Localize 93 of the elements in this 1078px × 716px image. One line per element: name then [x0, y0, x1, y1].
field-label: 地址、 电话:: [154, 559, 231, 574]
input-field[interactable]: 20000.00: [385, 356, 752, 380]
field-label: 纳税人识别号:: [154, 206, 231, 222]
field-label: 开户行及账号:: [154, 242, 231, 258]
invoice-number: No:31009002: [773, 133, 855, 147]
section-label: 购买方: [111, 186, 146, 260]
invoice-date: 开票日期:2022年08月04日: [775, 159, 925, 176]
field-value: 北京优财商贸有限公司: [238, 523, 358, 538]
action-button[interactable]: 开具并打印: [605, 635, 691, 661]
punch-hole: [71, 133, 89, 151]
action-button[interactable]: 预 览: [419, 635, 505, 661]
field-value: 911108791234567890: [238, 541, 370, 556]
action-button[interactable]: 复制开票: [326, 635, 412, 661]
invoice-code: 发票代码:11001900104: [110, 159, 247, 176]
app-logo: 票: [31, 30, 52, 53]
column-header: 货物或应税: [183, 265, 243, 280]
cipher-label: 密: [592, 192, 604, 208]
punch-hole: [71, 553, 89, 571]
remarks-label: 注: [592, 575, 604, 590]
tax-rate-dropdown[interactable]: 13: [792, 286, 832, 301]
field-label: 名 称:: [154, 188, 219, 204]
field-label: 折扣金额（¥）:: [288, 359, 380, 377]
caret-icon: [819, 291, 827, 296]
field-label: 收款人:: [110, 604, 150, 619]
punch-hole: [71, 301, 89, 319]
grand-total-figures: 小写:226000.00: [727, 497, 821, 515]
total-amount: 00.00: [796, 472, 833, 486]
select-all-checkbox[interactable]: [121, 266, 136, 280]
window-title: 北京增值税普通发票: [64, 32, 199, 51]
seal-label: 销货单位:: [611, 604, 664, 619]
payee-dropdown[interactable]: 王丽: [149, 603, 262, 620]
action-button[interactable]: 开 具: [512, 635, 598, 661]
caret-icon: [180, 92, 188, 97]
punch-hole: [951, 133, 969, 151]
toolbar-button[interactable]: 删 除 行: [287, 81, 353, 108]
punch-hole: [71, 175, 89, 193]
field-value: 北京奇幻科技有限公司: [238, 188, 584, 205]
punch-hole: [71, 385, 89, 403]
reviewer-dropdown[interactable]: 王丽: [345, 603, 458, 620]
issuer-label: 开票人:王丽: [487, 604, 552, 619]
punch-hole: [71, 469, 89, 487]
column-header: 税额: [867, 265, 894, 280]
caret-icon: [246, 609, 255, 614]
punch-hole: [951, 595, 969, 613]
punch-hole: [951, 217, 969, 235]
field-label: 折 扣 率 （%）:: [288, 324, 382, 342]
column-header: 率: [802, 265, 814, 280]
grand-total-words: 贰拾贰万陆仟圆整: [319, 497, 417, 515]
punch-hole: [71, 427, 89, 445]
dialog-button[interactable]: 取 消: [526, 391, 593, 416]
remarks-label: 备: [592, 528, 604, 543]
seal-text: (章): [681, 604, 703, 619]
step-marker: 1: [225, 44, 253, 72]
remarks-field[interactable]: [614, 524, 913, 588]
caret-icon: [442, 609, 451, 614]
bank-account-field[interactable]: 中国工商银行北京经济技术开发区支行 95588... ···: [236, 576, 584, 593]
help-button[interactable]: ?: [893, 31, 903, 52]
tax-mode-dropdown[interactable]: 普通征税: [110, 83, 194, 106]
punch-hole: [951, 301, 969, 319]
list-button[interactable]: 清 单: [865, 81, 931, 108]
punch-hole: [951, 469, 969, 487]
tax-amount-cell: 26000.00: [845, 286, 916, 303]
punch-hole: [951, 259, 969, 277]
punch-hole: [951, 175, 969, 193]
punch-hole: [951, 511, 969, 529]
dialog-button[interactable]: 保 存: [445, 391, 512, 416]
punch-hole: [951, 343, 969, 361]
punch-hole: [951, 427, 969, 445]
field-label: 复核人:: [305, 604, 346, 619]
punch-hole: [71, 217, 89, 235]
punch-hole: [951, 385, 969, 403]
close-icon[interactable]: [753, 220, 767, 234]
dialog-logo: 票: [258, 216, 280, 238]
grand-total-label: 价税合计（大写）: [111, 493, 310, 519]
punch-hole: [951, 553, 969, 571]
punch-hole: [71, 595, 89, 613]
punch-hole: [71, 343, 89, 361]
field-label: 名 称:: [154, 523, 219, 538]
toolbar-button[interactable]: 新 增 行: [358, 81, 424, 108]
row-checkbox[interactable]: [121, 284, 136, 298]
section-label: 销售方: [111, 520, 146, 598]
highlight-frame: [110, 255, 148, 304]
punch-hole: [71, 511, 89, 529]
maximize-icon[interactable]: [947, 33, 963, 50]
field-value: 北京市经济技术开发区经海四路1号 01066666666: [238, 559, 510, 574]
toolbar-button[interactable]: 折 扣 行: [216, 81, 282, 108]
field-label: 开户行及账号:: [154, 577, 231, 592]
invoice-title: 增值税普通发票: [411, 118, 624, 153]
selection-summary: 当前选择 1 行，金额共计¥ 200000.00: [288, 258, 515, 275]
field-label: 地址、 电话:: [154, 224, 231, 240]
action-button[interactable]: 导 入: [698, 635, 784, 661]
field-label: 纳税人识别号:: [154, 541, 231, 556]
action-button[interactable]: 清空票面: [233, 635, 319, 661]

* _WHAT IS EXPECTED_:
Can you give every row above as a JSON list of strings, one string per line, with blank lines left out?

* _IN RESPONSE_:
[
  "Localize 93 of the elements in this 1078px × 716px image. One line per element: name then [x0, y0, x1, y1].",
  "field-label: 地址、 电话:: [154, 559, 231, 574]",
  "input-field[interactable]: 20000.00: [385, 356, 752, 380]",
  "field-label: 纳税人识别号:: [154, 206, 231, 222]",
  "field-label: 开户行及账号:: [154, 242, 231, 258]",
  "invoice-number: No:31009002: [773, 133, 855, 147]",
  "section-label: 购买方: [111, 186, 146, 260]",
  "invoice-date: 开票日期:2022年08月04日: [775, 159, 925, 176]",
  "field-value: 北京优财商贸有限公司: [238, 523, 358, 538]",
  "action-button[interactable]: 开具并打印: [605, 635, 691, 661]",
  "punch-hole: [71, 133, 89, 151]",
  "action-button[interactable]: 预 览: [419, 635, 505, 661]",
  "field-value: 911108791234567890: [238, 541, 370, 556]",
  "action-button[interactable]: 复制开票: [326, 635, 412, 661]",
  "invoice-code: 发票代码:11001900104: [110, 159, 247, 176]",
  "app-logo: 票: [31, 30, 52, 53]",
  "column-header: 货物或应税: [183, 265, 243, 280]",
  "cipher-label: 密: [592, 192, 604, 208]",
  "punch-hole: [71, 553, 89, 571]",
  "remarks-label: 注: [592, 575, 604, 590]",
  "tax-rate-dropdown[interactable]: 13: [792, 286, 832, 301]",
  "field-label: 名 称:: [154, 188, 219, 204]",
  "field-label: 折扣金额（¥）:: [288, 359, 380, 377]",
  "caret-icon: [819, 291, 827, 296]",
  "field-label: 收款人:: [110, 604, 150, 619]",
  "punch-hole: [71, 301, 89, 319]",
  "grand-total-figures: 小写:226000.00: [727, 497, 821, 515]",
  "total-amount: 00.00: [796, 472, 833, 486]",
  "select-all-checkbox[interactable]: [121, 266, 136, 280]",
  "window-title: 北京增值税普通发票: [64, 32, 199, 51]",
  "seal-label: 销货单位:: [611, 604, 664, 619]",
  "payee-dropdown[interactable]: 王丽: [149, 603, 262, 620]",
  "action-button[interactable]: 开 具: [512, 635, 598, 661]",
  "caret-icon: [180, 92, 188, 97]",
  "punch-hole: [951, 133, 969, 151]",
  "toolbar-button[interactable]: 删 除 行: [287, 81, 353, 108]",
  "punch-hole: [71, 175, 89, 193]",
  "field-value: 北京奇幻科技有限公司: [238, 188, 584, 205]",
  "punch-hole: [71, 385, 89, 403]",
  "reviewer-dropdown[interactable]: 王丽: [345, 603, 458, 620]",
  "issuer-label: 开票人:王丽: [487, 604, 552, 619]",
  "punch-hole: [71, 469, 89, 487]",
  "column-header: 税额: [867, 265, 894, 280]",
  "caret-icon: [246, 609, 255, 614]",
  "punch-hole: [951, 595, 969, 613]",
  "punch-hole: [951, 217, 969, 235]",
  "field-label: 折 扣 率 （%）:: [288, 324, 382, 342]",
  "column-header: 率: [802, 265, 814, 280]",
  "grand-total-words: 贰拾贰万陆仟圆整: [319, 497, 417, 515]",
  "punch-hole: [71, 427, 89, 445]",
  "dialog-button[interactable]: 取 消: [526, 391, 593, 416]",
  "remarks-label: 备: [592, 528, 604, 543]",
  "seal-text: (章): [681, 604, 703, 619]",
  "step-marker: 1: [225, 44, 253, 72]",
  "remarks-field[interactable]: [614, 524, 913, 588]",
  "caret-icon: [442, 609, 451, 614]",
  "bank-account-field[interactable]: 中国工商银行北京经济技术开发区支行 95588... ···: [236, 576, 584, 593]",
  "help-button[interactable]: ?: [893, 31, 903, 52]",
  "tax-mode-dropdown[interactable]: 普通征税: [110, 83, 194, 106]",
  "punch-hole: [951, 301, 969, 319]",
  "list-button[interactable]: 清 单: [865, 81, 931, 108]",
  "punch-hole: [951, 469, 969, 487]",
  "tax-amount-cell: 26000.00: [845, 286, 916, 303]",
  "punch-hole: [951, 259, 969, 277]",
  "punch-hole: [951, 175, 969, 193]",
  "punch-hole: [951, 511, 969, 529]",
  "dialog-button[interactable]: 保 存: [445, 391, 512, 416]",
  "punch-hole: [951, 343, 969, 361]",
  "punch-hole: [951, 427, 969, 445]",
  "field-label: 复核人:: [305, 604, 346, 619]",
  "punch-hole: [71, 217, 89, 235]",
  "punch-hole: [951, 385, 969, 403]",
  "close-icon[interactable]: [753, 220, 767, 234]",
  "dialog-logo: 票: [258, 216, 280, 238]",
  "grand-total-label: 价税合计（大写）: [111, 493, 310, 519]",
  "punch-hole: [951, 553, 969, 571]",
  "punch-hole: [71, 595, 89, 613]",
  "punch-hole: [71, 343, 89, 361]",
  "field-label: 名 称:: [154, 523, 219, 538]",
  "toolbar-button[interactable]: 新 增 行: [358, 81, 424, 108]",
  "row-checkbox[interactable]: [121, 284, 136, 298]",
  "section-label: 销售方: [111, 520, 146, 598]",
  "highlight-frame: [110, 255, 148, 304]",
  "punch-hole: [71, 511, 89, 529]",
  "maximize-icon[interactable]: [947, 33, 963, 50]",
  "field-value: 北京市经济技术开发区经海四路1号 01066666666: [238, 559, 510, 574]",
  "toolbar-button[interactable]: 折 扣 行: [216, 81, 282, 108]",
  "field-label: 开户行及账号:: [154, 577, 231, 592]",
  "invoice-title: 增值税普通发票: [411, 118, 624, 153]",
  "selection-summary: 当前选择 1 行，金额共计¥ 200000.00: [288, 258, 515, 275]",
  "field-label: 地址、 电话:: [154, 224, 231, 240]",
  "action-button[interactable]: 导 入: [698, 635, 784, 661]",
  "field-label: 纳税人识别号:: [154, 541, 231, 556]",
  "action-button[interactable]: 清空票面: [233, 635, 319, 661]"
]